__Exercise materials__
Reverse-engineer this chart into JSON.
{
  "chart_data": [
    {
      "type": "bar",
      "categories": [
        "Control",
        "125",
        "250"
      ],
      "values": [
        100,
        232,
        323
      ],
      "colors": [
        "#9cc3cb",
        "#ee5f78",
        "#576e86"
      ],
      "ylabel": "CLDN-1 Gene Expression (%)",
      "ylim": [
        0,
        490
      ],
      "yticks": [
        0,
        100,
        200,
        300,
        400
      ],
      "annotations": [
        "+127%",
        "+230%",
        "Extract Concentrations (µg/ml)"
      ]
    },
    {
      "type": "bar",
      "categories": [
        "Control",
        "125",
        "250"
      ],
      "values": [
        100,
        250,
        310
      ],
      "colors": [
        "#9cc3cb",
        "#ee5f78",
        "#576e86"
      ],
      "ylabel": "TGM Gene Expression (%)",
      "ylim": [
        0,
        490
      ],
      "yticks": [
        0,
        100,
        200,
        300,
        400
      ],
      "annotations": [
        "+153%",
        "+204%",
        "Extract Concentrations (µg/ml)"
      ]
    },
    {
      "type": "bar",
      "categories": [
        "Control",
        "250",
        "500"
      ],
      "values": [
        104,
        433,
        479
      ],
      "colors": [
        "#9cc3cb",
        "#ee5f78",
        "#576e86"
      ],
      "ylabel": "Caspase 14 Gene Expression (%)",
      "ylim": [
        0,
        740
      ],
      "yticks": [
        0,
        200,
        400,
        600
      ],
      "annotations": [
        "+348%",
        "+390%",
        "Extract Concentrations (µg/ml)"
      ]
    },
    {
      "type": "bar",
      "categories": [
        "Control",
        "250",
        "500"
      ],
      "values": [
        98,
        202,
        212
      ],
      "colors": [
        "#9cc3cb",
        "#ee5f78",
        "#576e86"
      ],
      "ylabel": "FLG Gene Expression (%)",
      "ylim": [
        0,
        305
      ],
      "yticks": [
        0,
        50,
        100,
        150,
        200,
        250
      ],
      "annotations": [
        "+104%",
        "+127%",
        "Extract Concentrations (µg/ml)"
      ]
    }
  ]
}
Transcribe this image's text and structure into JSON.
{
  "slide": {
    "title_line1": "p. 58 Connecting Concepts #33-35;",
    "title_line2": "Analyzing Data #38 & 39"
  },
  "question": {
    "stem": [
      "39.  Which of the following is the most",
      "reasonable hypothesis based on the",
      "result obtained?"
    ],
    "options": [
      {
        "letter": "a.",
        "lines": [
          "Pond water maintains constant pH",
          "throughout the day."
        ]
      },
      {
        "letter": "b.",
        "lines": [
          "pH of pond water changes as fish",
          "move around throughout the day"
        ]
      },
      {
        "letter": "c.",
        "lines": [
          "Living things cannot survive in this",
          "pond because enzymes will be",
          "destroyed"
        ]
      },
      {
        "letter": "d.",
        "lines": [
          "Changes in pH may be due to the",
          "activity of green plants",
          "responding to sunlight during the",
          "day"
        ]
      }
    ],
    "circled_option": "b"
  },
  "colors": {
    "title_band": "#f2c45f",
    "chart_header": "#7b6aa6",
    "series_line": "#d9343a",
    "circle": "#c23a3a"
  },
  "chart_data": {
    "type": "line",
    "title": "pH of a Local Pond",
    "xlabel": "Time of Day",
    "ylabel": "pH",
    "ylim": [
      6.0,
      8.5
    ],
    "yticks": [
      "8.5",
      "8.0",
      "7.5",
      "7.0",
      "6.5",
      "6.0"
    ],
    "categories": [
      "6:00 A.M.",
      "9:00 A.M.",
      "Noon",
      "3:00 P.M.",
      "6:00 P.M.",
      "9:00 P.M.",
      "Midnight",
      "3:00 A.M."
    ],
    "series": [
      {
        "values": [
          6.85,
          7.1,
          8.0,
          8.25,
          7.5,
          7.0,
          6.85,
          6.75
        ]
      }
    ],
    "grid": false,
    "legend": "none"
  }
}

__Instructions for the task__
The complete material must be repeated exactly.

__Result for this task__
Reverse-engineer this chart into JSON.
{
  "chart_data": [
    {
      "type": "bar",
      "categories": [
        "Control",
        "125",
        "250"
      ],
      "values": [
        100,
        232,
        323
      ],
      "colors": [
        "#9cc3cb",
        "#ee5f78",
        "#576e86"
      ],
      "ylabel": "CLDN-1 Gene Expression (%)",
      "ylim": [
        0,
        490
      ],
      "yticks": [
        0,
        100,
        200,
        300,
        400
      ],
      "annotations": [
        "+127%",
        "+230%",
        "Extract Concentrations (µg/ml)"
      ]
    },
    {
      "type": "bar",
      "categories": [
        "Control",
        "125",
        "250"
      ],
      "values": [
        100,
        250,
        310
      ],
      "colors": [
        "#9cc3cb",
        "#ee5f78",
        "#576e86"
      ],
      "ylabel": "TGM Gene Expression (%)",
      "ylim": [
        0,
        490
      ],
      "yticks": [
        0,
        100,
        200,
        300,
        400
      ],
      "annotations": [
        "+153%",
        "+204%",
        "Extract Concentrations (µg/ml)"
      ]
    },
    {
      "type": "bar",
      "categories": [
        "Control",
        "250",
        "500"
      ],
      "values": [
        104,
        433,
        479
      ],
      "colors": [
        "#9cc3cb",
        "#ee5f78",
        "#576e86"
      ],
      "ylabel": "Caspase 14 Gene Expression (%)",
      "ylim": [
        0,
        740
      ],
      "yticks": [
        0,
        200,
        400,
        600
      ],
      "annotations": [
        "+348%",
        "+390%",
        "Extract Concentrations (µg/ml)"
      ]
    },
    {
      "type": "bar",
      "categories": [
        "Control",
        "250",
        "500"
      ],
      "values": [
        98,
        202,
        212
      ],
      "colors": [
        "#9cc3cb",
        "#ee5f78",
        "#576e86"
      ],
      "ylabel": "FLG Gene Expression (%)",
      "ylim": [
        0,
        305
      ],
      "yticks": [
        0,
        50,
        100,
        150,
        200,
        250
      ],
      "annotations": [
        "+104%",
        "+127%",
        "Extract Concentrations (µg/ml)"
      ]
    }
  ]
}
Transcribe this image's text and structure into JSON.
{
  "slide": {
    "title_line1": "p. 58 Connecting Concepts #33-35;",
    "title_line2": "Analyzing Data #38 & 39"
  },
  "question": {
    "stem": [
      "39.  Which of the following is the most",
      "reasonable hypothesis based on the",
      "result obtained?"
    ],
    "options": [
      {
        "letter": "a.",
        "lines": [
          "Pond water maintains constant pH",
          "throughout the day."
        ]
      },
      {
        "letter": "b.",
        "lines": [
          "pH of pond water changes as fish",
          "move around throughout the day"
        ]
      },
      {
        "letter": "c.",
        "lines": [
          "Living things cannot survive in this",
          "pond because enzymes will be",
          "destroyed"
        ]
      },
      {
        "letter": "d.",
        "lines": [
          "Changes in pH may be due to the",
          "activity of green plants",
          "responding to sunlight during the",
          "day"
        ]
      }
    ],
    "circled_option": "b"
  },
  "colors": {
    "title_band": "#f2c45f",
    "chart_header": "#7b6aa6",
    "series_line": "#d9343a",
    "circle": "#c23a3a"
  },
  "chart_data": {
    "type": "line",
    "title": "pH of a Local Pond",
    "xlabel": "Time of Day",
    "ylabel": "pH",
    "ylim": [
      6.0,
      8.5
    ],
    "yticks": [
      "8.5",
      "8.0",
      "7.5",
      "7.0",
      "6.5",
      "6.0"
    ],
    "categories": [
      "6:00 A.M.",
      "9:00 A.M.",
      "Noon",
      "3:00 P.M.",
      "6:00 P.M.",
      "9:00 P.M.",
      "Midnight",
      "3:00 A.M."
    ],
    "series": [
      {
        "values": [
          6.85,
          7.1,
          8.0,
          8.25,
          7.5,
          7.0,
          6.85,
          6.75
        ]
      }
    ],
    "grid": false,
    "legend": "none"
  }
}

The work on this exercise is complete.